EXERCISE TASK: Look through the data below. Show each line where the string "JSON" occurs.

——————————

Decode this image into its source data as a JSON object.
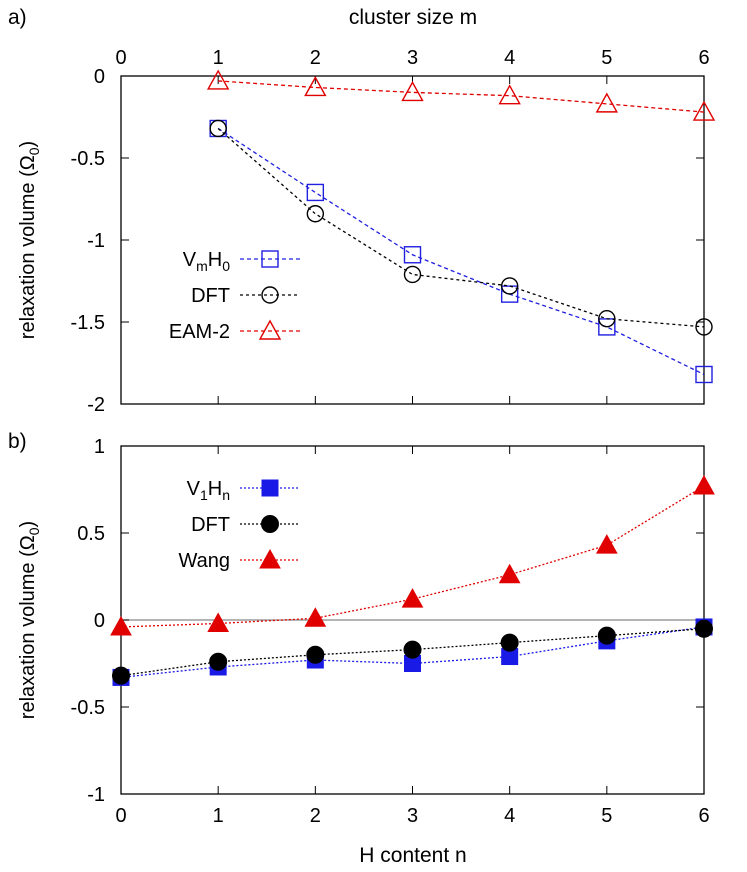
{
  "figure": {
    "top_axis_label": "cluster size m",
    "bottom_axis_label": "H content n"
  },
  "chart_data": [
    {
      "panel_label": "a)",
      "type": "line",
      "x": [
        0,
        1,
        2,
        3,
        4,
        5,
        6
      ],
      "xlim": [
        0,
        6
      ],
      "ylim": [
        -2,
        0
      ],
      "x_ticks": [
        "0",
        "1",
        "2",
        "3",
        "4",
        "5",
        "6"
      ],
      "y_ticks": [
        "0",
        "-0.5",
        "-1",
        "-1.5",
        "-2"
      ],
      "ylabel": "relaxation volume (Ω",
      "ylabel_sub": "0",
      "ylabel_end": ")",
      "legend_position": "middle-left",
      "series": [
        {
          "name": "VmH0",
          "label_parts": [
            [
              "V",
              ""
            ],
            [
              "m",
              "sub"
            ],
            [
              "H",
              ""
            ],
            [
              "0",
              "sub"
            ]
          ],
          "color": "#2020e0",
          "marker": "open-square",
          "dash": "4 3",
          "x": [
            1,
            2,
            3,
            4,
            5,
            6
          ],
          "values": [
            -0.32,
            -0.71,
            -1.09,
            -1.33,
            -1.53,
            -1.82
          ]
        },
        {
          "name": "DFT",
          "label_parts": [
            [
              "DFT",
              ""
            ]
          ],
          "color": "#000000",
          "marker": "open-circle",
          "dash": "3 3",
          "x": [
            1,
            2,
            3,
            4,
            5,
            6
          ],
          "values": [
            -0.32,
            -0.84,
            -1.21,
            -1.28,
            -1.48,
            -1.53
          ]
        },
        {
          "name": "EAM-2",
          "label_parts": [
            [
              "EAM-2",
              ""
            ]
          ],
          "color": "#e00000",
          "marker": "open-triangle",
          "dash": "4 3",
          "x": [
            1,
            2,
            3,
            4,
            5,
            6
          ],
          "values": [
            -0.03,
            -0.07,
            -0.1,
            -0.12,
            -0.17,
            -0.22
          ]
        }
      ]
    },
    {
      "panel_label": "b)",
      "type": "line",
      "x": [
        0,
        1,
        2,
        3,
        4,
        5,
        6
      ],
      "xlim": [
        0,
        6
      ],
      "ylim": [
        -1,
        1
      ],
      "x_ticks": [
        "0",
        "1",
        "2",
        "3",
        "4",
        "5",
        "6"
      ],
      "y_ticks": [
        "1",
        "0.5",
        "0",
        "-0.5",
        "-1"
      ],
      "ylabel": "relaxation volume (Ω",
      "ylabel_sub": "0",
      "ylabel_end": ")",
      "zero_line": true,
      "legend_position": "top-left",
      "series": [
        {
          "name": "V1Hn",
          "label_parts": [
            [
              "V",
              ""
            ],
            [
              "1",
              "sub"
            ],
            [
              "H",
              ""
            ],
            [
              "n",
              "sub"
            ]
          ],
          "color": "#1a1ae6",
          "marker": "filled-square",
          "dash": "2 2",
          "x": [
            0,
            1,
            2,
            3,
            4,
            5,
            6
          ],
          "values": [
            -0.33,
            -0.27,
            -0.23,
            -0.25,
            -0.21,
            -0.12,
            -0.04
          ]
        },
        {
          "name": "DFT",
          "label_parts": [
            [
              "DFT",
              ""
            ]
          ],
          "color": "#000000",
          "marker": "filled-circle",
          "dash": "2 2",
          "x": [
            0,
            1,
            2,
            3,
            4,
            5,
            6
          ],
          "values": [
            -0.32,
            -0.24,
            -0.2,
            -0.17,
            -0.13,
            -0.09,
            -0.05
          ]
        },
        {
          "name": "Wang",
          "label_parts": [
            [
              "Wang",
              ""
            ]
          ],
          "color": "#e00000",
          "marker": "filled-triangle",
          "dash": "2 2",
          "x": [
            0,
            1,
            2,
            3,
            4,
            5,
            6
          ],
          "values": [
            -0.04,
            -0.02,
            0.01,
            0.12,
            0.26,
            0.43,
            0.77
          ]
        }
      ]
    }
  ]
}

——————————

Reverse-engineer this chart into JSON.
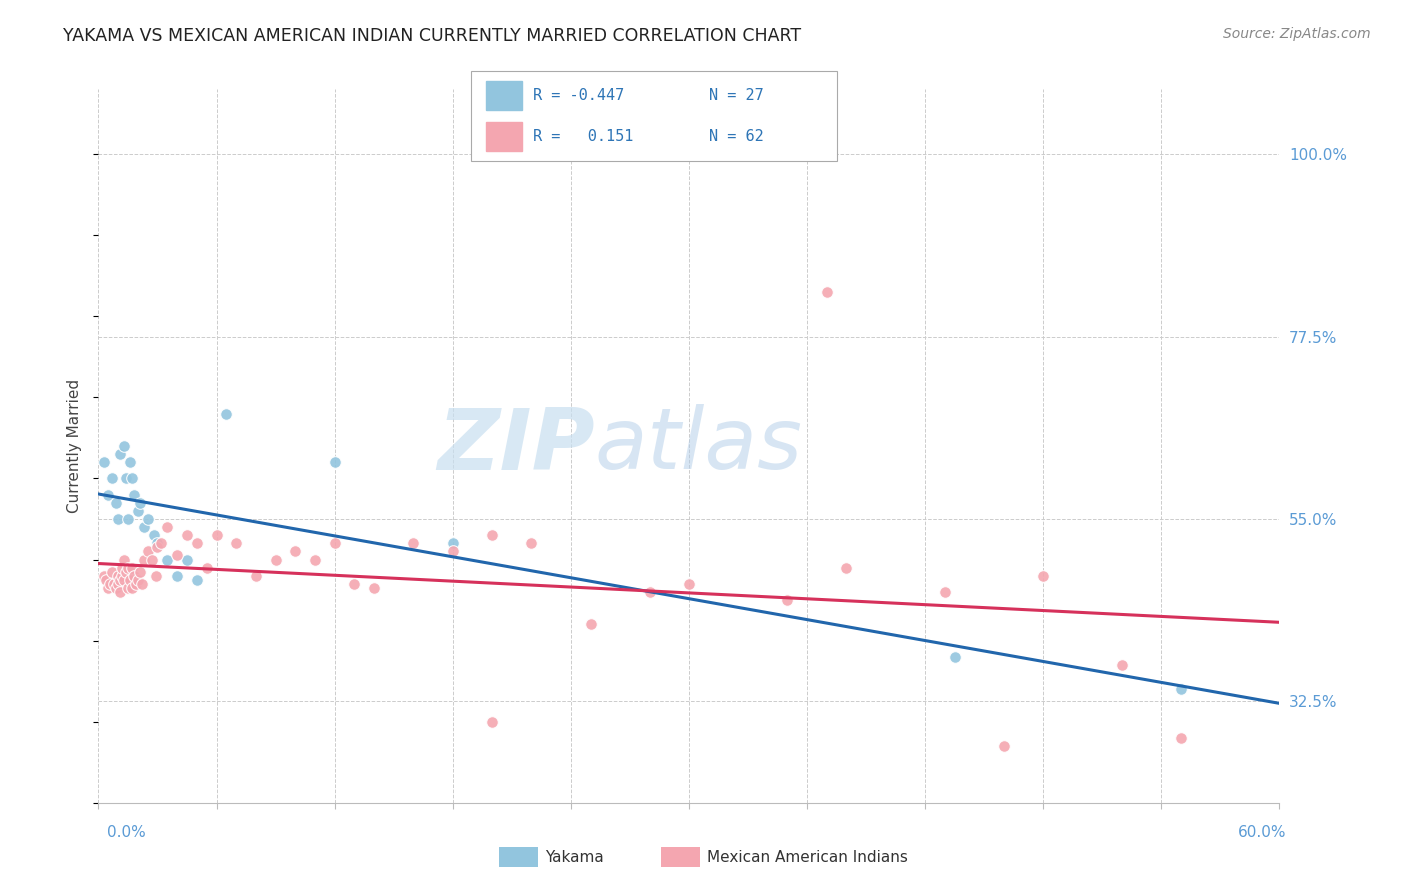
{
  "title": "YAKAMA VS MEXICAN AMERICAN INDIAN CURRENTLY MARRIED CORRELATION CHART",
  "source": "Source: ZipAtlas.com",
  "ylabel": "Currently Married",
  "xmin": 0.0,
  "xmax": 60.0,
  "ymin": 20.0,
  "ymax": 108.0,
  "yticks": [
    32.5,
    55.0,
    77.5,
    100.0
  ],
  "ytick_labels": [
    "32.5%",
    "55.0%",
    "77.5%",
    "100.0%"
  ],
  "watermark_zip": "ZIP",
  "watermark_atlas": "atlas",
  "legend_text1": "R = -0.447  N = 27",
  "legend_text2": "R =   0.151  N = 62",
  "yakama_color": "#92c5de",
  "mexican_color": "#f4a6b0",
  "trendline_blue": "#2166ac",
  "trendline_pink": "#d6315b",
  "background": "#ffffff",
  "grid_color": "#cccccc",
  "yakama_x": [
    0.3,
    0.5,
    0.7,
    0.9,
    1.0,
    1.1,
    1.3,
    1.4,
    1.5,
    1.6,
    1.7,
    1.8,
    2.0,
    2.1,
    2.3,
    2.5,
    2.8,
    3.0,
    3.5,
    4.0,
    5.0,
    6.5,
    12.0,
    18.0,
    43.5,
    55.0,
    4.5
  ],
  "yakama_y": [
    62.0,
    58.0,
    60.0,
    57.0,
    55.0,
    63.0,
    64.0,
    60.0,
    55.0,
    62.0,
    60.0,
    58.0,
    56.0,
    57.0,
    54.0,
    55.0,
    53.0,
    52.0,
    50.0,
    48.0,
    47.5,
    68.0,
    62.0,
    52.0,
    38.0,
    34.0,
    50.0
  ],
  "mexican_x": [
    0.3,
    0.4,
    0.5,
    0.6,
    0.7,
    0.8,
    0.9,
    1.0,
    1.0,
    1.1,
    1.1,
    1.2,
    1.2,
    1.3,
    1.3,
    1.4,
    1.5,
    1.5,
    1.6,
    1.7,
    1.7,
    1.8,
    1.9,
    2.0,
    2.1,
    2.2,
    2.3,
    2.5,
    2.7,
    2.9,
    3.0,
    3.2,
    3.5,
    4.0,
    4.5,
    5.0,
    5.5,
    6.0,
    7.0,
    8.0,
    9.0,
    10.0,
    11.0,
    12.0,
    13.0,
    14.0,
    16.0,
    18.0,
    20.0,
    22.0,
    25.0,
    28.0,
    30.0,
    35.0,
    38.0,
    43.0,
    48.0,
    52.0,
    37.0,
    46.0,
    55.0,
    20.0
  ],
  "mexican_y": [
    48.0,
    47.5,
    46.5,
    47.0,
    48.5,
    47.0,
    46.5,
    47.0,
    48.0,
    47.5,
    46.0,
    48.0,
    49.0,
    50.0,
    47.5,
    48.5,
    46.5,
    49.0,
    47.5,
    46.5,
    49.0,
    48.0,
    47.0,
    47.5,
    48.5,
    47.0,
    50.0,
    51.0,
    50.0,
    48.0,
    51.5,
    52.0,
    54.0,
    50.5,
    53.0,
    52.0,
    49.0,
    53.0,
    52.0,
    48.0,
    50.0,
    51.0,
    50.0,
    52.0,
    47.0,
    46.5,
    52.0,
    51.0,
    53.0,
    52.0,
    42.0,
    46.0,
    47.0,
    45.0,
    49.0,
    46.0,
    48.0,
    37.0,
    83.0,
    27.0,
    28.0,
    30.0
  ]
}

——————————

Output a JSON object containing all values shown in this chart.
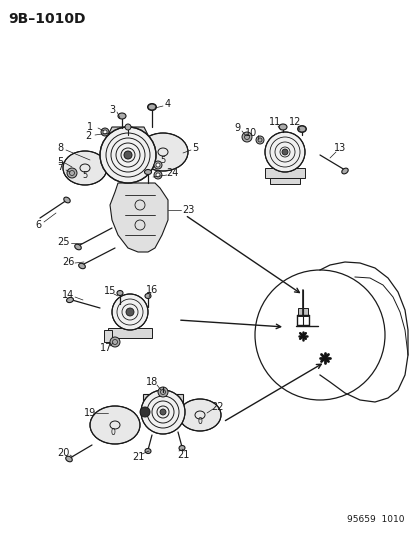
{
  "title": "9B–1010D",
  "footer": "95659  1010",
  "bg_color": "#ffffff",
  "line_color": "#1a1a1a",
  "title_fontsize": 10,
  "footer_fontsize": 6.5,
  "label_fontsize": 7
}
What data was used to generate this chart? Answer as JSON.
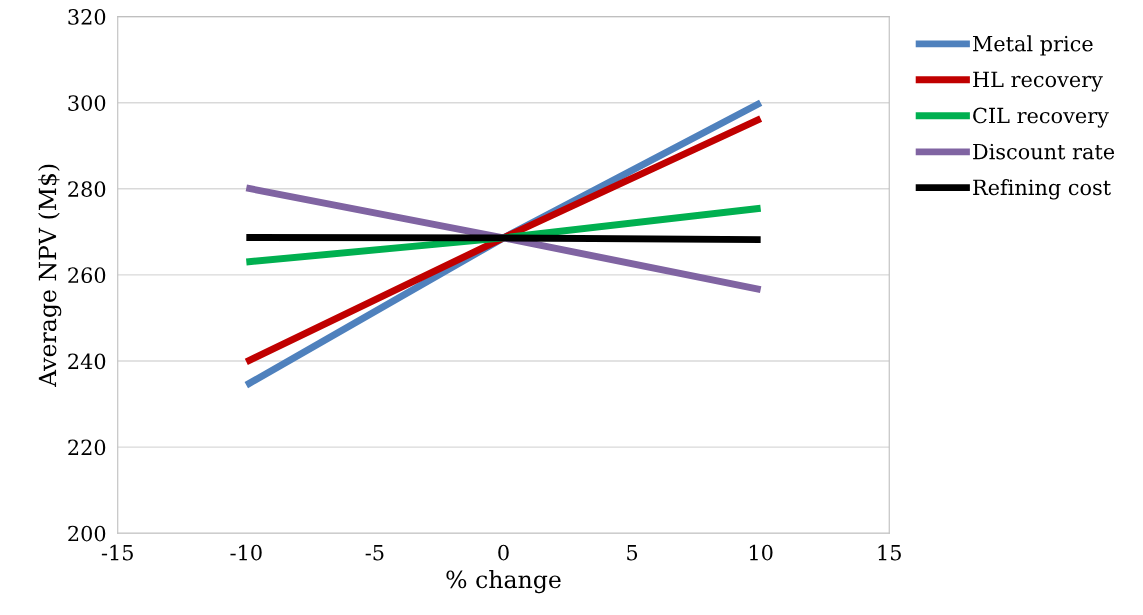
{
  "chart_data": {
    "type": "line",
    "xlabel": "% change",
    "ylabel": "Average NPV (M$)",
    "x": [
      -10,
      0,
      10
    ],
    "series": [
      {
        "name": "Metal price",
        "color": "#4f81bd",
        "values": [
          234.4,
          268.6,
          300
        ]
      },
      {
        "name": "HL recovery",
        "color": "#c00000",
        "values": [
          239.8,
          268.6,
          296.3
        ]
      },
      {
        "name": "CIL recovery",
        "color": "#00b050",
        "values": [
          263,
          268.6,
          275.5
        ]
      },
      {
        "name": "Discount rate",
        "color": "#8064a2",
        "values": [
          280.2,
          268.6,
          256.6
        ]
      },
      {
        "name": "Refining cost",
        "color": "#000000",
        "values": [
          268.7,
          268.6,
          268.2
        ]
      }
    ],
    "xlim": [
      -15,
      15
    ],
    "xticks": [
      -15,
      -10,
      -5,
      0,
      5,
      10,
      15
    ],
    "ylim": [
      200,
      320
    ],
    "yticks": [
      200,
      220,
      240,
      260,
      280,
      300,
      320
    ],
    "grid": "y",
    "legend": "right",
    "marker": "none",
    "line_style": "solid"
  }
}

——————————

OUTPUT BELOW:
Decode this image into its source data as a JSON object.
Reverse-engineer this chart into JSON.
Output a JSON object containing all values shown in this chart.
What data was used to generate this chart? Answer as JSON.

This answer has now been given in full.